**Task brief**
Pull out every line below containing the word "NaCl".

+++ Data entries

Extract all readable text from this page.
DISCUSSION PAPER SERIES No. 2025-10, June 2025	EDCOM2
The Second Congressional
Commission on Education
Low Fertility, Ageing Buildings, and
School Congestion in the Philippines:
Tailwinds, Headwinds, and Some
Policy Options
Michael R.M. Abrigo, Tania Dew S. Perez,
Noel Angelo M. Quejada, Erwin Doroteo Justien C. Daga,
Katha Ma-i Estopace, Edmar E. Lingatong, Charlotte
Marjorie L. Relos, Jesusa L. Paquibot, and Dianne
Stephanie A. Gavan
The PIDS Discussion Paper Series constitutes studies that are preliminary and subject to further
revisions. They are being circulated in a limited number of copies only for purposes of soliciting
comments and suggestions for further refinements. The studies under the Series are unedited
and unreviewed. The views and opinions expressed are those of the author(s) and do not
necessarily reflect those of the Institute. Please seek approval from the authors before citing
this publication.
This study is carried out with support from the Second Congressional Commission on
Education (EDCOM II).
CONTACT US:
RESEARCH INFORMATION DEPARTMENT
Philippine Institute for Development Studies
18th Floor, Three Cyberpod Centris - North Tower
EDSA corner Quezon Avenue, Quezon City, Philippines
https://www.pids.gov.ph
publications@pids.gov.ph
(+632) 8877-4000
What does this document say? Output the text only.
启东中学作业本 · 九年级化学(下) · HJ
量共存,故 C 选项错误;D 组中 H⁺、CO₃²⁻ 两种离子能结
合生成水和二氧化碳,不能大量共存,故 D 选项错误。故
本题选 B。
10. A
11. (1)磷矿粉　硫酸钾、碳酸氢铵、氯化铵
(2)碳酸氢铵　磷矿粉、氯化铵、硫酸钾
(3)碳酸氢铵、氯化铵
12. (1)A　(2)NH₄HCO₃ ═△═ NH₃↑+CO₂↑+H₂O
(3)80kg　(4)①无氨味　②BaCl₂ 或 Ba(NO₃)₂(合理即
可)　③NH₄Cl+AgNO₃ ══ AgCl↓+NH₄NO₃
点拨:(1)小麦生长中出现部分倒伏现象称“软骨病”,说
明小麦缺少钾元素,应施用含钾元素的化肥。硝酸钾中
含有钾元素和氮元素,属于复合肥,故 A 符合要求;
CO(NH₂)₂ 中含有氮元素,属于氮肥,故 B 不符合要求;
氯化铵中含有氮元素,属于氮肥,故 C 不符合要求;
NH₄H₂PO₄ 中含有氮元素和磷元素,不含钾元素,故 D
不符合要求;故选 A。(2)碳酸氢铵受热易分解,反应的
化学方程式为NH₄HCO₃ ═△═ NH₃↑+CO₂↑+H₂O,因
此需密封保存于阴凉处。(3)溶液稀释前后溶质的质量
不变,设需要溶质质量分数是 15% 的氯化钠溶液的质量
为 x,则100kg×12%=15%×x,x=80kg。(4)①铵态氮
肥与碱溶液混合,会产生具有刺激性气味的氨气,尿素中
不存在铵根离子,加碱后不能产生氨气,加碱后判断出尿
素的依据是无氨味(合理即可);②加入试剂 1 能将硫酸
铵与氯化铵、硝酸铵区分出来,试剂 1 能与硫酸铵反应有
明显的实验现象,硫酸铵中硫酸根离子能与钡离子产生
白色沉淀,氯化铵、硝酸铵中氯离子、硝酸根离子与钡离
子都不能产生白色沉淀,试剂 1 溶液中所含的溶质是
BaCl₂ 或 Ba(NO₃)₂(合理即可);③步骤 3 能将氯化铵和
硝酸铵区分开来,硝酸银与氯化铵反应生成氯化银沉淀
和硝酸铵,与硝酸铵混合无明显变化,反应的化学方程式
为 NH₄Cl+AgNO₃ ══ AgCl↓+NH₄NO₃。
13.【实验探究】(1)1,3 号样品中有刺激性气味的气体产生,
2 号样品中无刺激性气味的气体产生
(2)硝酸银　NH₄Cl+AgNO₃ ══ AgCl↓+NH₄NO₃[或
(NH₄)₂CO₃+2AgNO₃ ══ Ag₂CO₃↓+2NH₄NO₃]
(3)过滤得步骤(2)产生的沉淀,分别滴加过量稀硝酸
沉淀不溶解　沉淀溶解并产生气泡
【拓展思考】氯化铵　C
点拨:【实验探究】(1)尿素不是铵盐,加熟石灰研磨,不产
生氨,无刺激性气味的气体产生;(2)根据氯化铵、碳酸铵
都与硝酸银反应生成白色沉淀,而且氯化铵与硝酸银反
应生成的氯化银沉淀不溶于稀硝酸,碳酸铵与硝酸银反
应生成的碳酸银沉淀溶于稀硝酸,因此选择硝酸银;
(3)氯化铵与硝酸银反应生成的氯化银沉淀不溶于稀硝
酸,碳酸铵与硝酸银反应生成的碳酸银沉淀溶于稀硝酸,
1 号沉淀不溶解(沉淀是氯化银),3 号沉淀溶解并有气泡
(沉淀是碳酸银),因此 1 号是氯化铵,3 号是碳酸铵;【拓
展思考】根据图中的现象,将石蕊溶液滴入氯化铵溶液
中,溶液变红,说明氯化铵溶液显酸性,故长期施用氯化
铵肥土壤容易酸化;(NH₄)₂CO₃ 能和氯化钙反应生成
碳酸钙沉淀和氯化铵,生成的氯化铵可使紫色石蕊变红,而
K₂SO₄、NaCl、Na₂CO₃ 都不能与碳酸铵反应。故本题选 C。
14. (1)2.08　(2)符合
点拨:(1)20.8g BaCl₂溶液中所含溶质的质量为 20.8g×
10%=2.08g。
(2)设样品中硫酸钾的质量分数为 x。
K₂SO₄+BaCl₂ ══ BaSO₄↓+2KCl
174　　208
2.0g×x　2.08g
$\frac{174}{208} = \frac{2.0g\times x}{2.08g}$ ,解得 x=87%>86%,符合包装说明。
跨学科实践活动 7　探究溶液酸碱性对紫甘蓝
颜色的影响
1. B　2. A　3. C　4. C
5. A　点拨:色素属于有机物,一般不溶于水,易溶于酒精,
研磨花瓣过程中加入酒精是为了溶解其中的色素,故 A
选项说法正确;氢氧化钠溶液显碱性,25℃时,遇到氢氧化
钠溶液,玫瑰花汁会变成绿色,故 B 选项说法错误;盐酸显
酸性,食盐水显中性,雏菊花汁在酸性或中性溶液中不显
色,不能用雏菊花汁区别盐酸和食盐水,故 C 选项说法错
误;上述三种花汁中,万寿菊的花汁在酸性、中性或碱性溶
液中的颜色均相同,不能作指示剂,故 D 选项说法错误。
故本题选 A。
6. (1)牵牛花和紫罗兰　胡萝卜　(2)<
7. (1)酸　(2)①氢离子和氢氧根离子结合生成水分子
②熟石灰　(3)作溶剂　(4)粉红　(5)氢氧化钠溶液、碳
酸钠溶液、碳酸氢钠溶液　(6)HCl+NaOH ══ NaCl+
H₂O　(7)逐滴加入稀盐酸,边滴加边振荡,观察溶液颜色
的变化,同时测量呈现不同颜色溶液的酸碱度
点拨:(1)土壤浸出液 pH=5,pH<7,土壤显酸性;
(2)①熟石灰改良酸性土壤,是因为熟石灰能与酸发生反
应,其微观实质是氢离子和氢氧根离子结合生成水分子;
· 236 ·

++++++

**Solution to this problem**
K₂SO₄、NaCl、Na₂CO₃ 都不能与碳酸铵反应。故本题选 C。
酸钠溶液、碳酸氢钠溶液　(6)HCl+NaOH ══ NaCl+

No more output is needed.